Exercise inputs ::
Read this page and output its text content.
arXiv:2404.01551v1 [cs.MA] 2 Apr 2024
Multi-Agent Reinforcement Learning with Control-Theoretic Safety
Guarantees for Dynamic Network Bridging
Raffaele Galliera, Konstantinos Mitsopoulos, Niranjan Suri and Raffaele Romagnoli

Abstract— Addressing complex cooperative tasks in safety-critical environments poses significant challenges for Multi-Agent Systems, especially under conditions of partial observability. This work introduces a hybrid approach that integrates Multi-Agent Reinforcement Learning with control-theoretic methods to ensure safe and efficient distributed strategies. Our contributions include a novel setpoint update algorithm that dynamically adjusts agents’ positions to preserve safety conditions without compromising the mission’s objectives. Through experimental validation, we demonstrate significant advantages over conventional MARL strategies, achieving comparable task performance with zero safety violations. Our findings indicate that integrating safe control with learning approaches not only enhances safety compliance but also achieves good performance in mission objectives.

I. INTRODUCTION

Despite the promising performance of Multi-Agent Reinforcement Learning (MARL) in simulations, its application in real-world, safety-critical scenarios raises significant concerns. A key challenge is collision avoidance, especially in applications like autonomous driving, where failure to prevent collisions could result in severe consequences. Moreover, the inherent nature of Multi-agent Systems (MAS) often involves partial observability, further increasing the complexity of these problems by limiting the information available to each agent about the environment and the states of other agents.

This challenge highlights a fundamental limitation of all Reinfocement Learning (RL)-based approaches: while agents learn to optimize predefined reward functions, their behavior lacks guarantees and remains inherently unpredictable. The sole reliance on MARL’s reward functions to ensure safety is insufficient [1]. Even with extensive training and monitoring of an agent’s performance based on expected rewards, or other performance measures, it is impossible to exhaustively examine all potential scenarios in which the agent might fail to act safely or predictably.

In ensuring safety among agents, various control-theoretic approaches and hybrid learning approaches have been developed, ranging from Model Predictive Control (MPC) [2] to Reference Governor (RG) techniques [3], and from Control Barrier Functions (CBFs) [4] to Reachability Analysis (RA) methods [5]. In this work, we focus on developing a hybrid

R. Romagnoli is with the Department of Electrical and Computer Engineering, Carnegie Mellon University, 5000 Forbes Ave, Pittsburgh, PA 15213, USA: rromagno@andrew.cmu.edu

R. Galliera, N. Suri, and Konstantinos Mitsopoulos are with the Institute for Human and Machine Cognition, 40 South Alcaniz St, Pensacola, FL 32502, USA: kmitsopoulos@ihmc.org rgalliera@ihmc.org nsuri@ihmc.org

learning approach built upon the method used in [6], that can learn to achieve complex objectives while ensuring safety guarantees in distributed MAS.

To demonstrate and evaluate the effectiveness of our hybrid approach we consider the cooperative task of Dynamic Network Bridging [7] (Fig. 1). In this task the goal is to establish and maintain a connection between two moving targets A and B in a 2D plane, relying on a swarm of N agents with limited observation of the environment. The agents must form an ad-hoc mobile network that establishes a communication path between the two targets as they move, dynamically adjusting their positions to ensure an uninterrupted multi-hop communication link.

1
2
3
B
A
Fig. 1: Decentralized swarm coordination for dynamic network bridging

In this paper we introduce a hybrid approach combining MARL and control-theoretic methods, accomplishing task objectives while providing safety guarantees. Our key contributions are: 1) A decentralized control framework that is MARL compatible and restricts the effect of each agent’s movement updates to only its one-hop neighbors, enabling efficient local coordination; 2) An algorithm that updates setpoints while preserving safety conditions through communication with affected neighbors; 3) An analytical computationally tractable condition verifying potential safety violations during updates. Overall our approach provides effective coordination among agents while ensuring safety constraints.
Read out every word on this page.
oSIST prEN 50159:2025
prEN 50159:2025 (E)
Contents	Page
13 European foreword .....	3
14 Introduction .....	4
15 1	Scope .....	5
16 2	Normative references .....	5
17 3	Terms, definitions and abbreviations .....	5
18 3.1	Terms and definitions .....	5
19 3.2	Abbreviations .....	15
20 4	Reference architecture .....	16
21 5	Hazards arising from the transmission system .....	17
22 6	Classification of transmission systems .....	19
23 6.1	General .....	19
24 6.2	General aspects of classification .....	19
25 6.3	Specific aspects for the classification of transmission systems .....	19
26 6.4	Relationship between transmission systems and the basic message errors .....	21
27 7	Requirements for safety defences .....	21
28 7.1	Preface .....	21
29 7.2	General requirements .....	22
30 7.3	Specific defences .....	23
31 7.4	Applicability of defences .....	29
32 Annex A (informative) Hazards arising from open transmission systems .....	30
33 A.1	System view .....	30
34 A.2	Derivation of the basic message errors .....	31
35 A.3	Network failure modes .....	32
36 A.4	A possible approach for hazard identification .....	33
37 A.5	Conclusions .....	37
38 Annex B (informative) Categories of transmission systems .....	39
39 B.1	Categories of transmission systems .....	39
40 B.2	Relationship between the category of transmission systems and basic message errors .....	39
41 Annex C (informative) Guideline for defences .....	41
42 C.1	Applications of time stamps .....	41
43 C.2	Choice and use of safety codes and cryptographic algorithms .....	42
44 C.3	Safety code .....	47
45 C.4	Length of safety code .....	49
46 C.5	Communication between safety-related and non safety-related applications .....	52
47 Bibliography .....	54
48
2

Your objective :: Extract all of the data shown above without alteration.

Exercise solution ::
Read this page and output its text content.
arXiv:2404.01551v1 [cs.MA] 2 Apr 2024
Multi-Agent Reinforcement Learning with Control-Theoretic Safety
Guarantees for Dynamic Network Bridging
Raffaele Galliera, Konstantinos Mitsopoulos, Niranjan Suri and Raffaele Romagnoli

Abstract— Addressing complex cooperative tasks in safety-critical environments poses significant challenges for Multi-Agent Systems, especially under conditions of partial observability. This work introduces a hybrid approach that integrates Multi-Agent Reinforcement Learning with control-theoretic methods to ensure safe and efficient distributed strategies. Our contributions include a novel setpoint update algorithm that dynamically adjusts agents’ positions to preserve safety conditions without compromising the mission’s objectives. Through experimental validation, we demonstrate significant advantages over conventional MARL strategies, achieving comparable task performance with zero safety violations. Our findings indicate that integrating safe control with learning approaches not only enhances safety compliance but also achieves good performance in mission objectives.

I. INTRODUCTION

Despite the promising performance of Multi-Agent Reinforcement Learning (MARL) in simulations, its application in real-world, safety-critical scenarios raises significant concerns. A key challenge is collision avoidance, especially in applications like autonomous driving, where failure to prevent collisions could result in severe consequences. Moreover, the inherent nature of Multi-agent Systems (MAS) often involves partial observability, further increasing the complexity of these problems by limiting the information available to each agent about the environment and the states of other agents.

This challenge highlights a fundamental limitation of all Reinfocement Learning (RL)-based approaches: while agents learn to optimize predefined reward functions, their behavior lacks guarantees and remains inherently unpredictable. The sole reliance on MARL’s reward functions to ensure safety is insufficient [1]. Even with extensive training and monitoring of an agent’s performance based on expected rewards, or other performance measures, it is impossible to exhaustively examine all potential scenarios in which the agent might fail to act safely or predictably.

In ensuring safety among agents, various control-theoretic approaches and hybrid learning approaches have been developed, ranging from Model Predictive Control (MPC) [2] to Reference Governor (RG) techniques [3], and from Control Barrier Functions (CBFs) [4] to Reachability Analysis (RA) methods [5]. In this work, we focus on developing a hybrid

R. Romagnoli is with the Department of Electrical and Computer Engineering, Carnegie Mellon University, 5000 Forbes Ave, Pittsburgh, PA 15213, USA: rromagno@andrew.cmu.edu

R. Galliera, N. Suri, and Konstantinos Mitsopoulos are with the Institute for Human and Machine Cognition, 40 South Alcaniz St, Pensacola, FL 32502, USA: kmitsopoulos@ihmc.org rgalliera@ihmc.org nsuri@ihmc.org

learning approach built upon the method used in [6], that can learn to achieve complex objectives while ensuring safety guarantees in distributed MAS.

To demonstrate and evaluate the effectiveness of our hybrid approach we consider the cooperative task of Dynamic Network Bridging [7] (Fig. 1). In this task the goal is to establish and maintain a connection between two moving targets A and B in a 2D plane, relying on a swarm of N agents with limited observation of the environment. The agents must form an ad-hoc mobile network that establishes a communication path between the two targets as they move, dynamically adjusting their positions to ensure an uninterrupted multi-hop communication link.

1
2
3
B
A
Fig. 1: Decentralized swarm coordination for dynamic network bridging

In this paper we introduce a hybrid approach combining MARL and control-theoretic methods, accomplishing task objectives while providing safety guarantees. Our key contributions are: 1) A decentralized control framework that is MARL compatible and restricts the effect of each agent’s movement updates to only its one-hop neighbors, enabling efficient local coordination; 2) An algorithm that updates setpoints while preserving safety conditions through communication with affected neighbors; 3) An analytical computationally tractable condition verifying potential safety violations during updates. Overall our approach provides effective coordination among agents while ensuring safety constraints.
Read out every word on this page.
oSIST prEN 50159:2025
prEN 50159:2025 (E)
Contents	Page
13 European foreword .....	3
14 Introduction .....	4
15 1	Scope .....	5
16 2	Normative references .....	5
17 3	Terms, definitions and abbreviations .....	5
18 3.1	Terms and definitions .....	5
19 3.2	Abbreviations .....	15
20 4	Reference architecture .....	16
21 5	Hazards arising from the transmission system .....	17
22 6	Classification of transmission systems .....	19
23 6.1	General .....	19
24 6.2	General aspects of classification .....	19
25 6.3	Specific aspects for the classification of transmission systems .....	19
26 6.4	Relationship between transmission systems and the basic message errors .....	21
27 7	Requirements for safety defences .....	21
28 7.1	Preface .....	21
29 7.2	General requirements .....	22
30 7.3	Specific defences .....	23
31 7.4	Applicability of defences .....	29
32 Annex A (informative) Hazards arising from open transmission systems .....	30
33 A.1	System view .....	30
34 A.2	Derivation of the basic message errors .....	31
35 A.3	Network failure modes .....	32
36 A.4	A possible approach for hazard identification .....	33
37 A.5	Conclusions .....	37
38 Annex B (informative) Categories of transmission systems .....	39
39 B.1	Categories of transmission systems .....	39
40 B.2	Relationship between the category of transmission systems and basic message errors .....	39
41 Annex C (informative) Guideline for defences .....	41
42 C.1	Applications of time stamps .....	41
43 C.2	Choice and use of safety codes and cryptographic algorithms .....	42
44 C.3	Safety code .....	47
45 C.4	Length of safety code .....	49
46 C.5	Communication between safety-related and non safety-related applications .....	52
47 Bibliography .....	54
48
2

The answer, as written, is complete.